═══ TEXT EXCERPT ═══

Using the Upload API to Collect Images from the Wild
The key to production quality machine learning models is continuous iteration and improvement. The first step is getting a model that is "good enough" for your first version. But once you deploy to the real world you'll invariably find edge cases that confuse your model.
Collecting data from the field to continually iterate and improve your model over time it incredibly important. Deploying your first model is the starting point; not the finish line. As your model gets better your product will see wider usage which will help you collect more data and improve your model further in a virtuous cycle.
This is how data moats are built and can form a lasting competitive advantage as you scale. You can read more about the process in this post about active learning.
The Roboflow Upload API
Roboflow is here to help with that process of continuous improvement. Today we're launching our Upload API to general availability for all users. By integrating the upload API into your app you can add images to your datasets directly from your deployed applications.
Getting started is easy, just head over to the API section of your account page and create your API key.
Treat this key like a password because it can be used to access and modify data on your Roboflow account. (We will be adding more API functionality as time goes on.)
Then, create a dataset inside of Roboflow to hold your uploaded images. Keeping uploaded images separate from your production data will allow you to easily keep track of which images need to be labeled and reviewed. It will also let you filter out junk images without polluting your main dataset. Grab the dataset's identifier from the URL; this is how you'll tell the Upload API which dataset you'd like to add your images to.

═══

→ **TASK STATEMENT**
Return everything in the Roboflow Upload API text from "Collecting data from" down to "your API key.", copied word for word.

═══ DATA EXCERPTS ═══

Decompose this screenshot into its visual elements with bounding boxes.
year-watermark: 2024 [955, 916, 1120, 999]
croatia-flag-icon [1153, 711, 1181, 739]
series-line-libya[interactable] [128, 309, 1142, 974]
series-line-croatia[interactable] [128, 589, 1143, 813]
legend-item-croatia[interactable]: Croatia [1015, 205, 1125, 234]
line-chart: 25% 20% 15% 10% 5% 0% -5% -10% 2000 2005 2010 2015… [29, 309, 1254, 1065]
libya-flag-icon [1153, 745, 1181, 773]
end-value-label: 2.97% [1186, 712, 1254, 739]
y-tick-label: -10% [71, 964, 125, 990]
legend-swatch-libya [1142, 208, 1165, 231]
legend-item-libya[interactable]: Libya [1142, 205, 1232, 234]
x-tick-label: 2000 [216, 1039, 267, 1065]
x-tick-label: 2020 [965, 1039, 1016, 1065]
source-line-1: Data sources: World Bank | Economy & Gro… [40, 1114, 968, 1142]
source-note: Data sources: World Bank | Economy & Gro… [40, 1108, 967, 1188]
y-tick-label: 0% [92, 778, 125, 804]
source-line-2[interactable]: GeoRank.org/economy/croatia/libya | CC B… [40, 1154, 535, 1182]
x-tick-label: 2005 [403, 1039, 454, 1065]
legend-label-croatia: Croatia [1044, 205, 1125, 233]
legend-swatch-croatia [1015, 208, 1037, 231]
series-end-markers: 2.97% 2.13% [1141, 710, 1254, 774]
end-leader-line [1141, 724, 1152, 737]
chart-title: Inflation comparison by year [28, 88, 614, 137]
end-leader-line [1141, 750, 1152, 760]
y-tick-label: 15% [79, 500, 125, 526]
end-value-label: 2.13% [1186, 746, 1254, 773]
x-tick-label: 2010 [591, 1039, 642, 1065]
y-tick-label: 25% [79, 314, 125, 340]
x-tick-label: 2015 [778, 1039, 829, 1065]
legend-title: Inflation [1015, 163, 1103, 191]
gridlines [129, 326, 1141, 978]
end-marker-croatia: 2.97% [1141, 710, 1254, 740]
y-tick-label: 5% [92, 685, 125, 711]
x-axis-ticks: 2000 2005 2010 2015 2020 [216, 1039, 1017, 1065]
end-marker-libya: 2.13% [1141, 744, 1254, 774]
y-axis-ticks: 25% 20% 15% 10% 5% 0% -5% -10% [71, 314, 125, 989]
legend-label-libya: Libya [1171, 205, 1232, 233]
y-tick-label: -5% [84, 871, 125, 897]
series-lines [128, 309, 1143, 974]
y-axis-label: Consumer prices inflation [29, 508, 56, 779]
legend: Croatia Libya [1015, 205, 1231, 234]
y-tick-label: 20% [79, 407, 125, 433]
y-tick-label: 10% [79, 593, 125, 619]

═══

→ **ANSWER AREA**
Collecting data from the field to continually iterate and improve your model over time it incredibly important. Deploying your first model is the starting point; not the finish line. As your model gets better your product will see wider usage which will help you collect more data and improve your model further in a virtuous cycle.
This is how data moats are built and can form a lasting competitive advantage as you scale. You can read more about the process in this post about active learning.
The Roboflow Upload API
Roboflow is here to help with that process of continuous improvement. Today we're launching our Upload API to general availability for all users. By integrating the upload API into your app you can add images to your datasets directly from your deployed applications.
Getting started is easy, just head over to the API section of your account page and create your API key.